_AIM OF THE EXERCISE_
Exactly reproduce each record listed below.

_RECORD SET_
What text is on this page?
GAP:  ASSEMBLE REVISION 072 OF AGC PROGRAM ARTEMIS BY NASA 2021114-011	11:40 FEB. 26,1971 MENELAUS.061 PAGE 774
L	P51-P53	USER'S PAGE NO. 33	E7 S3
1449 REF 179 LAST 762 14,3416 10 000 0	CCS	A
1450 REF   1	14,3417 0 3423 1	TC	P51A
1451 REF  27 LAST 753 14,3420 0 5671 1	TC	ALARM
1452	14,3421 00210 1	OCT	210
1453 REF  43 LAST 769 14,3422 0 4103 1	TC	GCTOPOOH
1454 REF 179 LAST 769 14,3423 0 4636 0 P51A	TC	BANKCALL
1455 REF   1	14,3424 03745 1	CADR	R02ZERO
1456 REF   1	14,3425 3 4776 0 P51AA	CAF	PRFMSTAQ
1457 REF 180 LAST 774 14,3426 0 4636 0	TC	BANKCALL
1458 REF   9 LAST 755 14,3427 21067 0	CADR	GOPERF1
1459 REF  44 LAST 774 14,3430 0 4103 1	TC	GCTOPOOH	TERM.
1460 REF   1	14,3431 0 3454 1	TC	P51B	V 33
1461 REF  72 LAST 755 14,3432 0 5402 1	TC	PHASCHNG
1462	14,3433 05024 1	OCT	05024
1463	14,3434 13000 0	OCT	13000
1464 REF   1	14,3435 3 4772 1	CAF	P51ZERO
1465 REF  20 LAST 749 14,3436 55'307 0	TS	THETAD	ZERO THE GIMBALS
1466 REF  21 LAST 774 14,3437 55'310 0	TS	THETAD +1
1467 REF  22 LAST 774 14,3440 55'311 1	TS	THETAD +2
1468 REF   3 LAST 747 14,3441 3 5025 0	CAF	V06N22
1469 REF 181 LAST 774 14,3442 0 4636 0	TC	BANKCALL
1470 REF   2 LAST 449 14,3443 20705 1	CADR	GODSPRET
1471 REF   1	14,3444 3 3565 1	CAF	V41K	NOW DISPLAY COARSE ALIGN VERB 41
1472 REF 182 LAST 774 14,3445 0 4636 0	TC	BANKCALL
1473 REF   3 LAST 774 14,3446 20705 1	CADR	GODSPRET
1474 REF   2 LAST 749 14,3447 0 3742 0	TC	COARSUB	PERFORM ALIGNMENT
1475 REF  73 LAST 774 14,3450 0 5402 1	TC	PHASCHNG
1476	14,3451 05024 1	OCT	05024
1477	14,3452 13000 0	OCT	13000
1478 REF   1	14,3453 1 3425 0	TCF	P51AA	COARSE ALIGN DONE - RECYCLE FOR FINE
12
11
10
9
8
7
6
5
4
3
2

_ANSWER TO THIS EXERCISE_
What text is on this page?
GAP:  ASSEMBLE REVISION 072 OF AGC PROGRAM ARTEMIS BY NASA 2021114-011	11:40 FEB. 26,1971 MENELAUS.061 PAGE 774
L	P51-P53	USER'S PAGE NO. 33	E7 S3
1449 REF 179 LAST 762 14,3416 10 000 0	CCS	A
1450 REF   1	14,3417 0 3423 1	TC	P51A
1451 REF  27 LAST 753 14,3420 0 5671 1	TC	ALARM
1452	14,3421 00210 1	OCT	210
1453 REF  43 LAST 769 14,3422 0 4103 1	TC	GCTOPOOH
1454 REF 179 LAST 769 14,3423 0 4636 0 P51A	TC	BANKCALL
1455 REF   1	14,3424 03745 1	CADR	R02ZERO
1456 REF   1	14,3425 3 4776 0 P51AA	CAF	PRFMSTAQ
1457 REF 180 LAST 774 14,3426 0 4636 0	TC	BANKCALL
1458 REF   9 LAST 755 14,3427 21067 0	CADR	GOPERF1
1459 REF  44 LAST 774 14,3430 0 4103 1	TC	GCTOPOOH	TERM.
1460 REF   1	14,3431 0 3454 1	TC	P51B	V 33
1461 REF  72 LAST 755 14,3432 0 5402 1	TC	PHASCHNG
1462	14,3433 05024 1	OCT	05024
1463	14,3434 13000 0	OCT	13000
1464 REF   1	14,3435 3 4772 1	CAF	P51ZERO
1465 REF  20 LAST 749 14,3436 55'307 0	TS	THETAD	ZERO THE GIMBALS
1466 REF  21 LAST 774 14,3437 55'310 0	TS	THETAD +1
1467 REF  22 LAST 774 14,3440 55'311 1	TS	THETAD +2
1468 REF   3 LAST 747 14,3441 3 5025 0	CAF	V06N22
1469 REF 181 LAST 774 14,3442 0 4636 0	TC	BANKCALL
1470 REF   2 LAST 449 14,3443 20705 1	CADR	GODSPRET
1471 REF   1	14,3444 3 3565 1	CAF	V41K	NOW DISPLAY COARSE ALIGN VERB 41
1472 REF 182 LAST 774 14,3445 0 4636 0	TC	BANKCALL
1473 REF   3 LAST 774 14,3446 20705 1	CADR	GODSPRET
1474 REF   2 LAST 749 14,3447 0 3742 0	TC	COARSUB	PERFORM ALIGNMENT
1475 REF  73 LAST 774 14,3450 0 5402 1	TC	PHASCHNG
1476	14,3451 05024 1	OCT	05024
1477	14,3452 13000 0	OCT	13000
1478 REF   1	14,3453 1 3425 0	TCF	P51AA	COARSE ALIGN DONE - RECYCLE FOR FINE
12
11
10
9
8
7
6
5
4
3
2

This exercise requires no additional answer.